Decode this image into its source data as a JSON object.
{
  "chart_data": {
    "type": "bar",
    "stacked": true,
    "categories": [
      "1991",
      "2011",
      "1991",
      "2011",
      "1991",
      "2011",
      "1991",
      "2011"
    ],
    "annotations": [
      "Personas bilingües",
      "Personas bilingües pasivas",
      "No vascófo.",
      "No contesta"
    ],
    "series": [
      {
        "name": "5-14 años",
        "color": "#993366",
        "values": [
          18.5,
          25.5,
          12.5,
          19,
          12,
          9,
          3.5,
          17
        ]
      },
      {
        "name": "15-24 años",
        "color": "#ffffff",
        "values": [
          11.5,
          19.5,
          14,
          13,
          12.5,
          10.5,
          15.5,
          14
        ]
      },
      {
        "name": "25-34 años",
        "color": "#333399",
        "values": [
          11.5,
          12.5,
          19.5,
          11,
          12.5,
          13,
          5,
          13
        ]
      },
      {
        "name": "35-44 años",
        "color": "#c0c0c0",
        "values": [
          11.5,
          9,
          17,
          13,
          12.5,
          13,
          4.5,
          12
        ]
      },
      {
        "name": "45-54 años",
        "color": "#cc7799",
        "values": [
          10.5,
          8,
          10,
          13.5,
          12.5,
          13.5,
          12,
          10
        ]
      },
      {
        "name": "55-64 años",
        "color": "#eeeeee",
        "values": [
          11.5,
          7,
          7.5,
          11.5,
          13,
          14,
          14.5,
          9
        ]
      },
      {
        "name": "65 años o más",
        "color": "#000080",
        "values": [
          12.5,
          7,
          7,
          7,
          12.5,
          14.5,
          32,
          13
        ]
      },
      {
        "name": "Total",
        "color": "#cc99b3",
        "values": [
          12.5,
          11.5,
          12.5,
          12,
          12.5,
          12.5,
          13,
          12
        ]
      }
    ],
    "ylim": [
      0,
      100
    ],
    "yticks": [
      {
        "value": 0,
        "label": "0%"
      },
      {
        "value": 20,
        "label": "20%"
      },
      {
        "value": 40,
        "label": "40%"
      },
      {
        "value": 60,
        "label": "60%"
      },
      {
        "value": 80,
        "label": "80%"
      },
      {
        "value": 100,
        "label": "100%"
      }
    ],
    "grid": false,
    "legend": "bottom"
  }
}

****************************************

▸ Set task: Report the count of lines in the entries that contain the string "name", and nothing besides it.

▸ Answer to the task: 8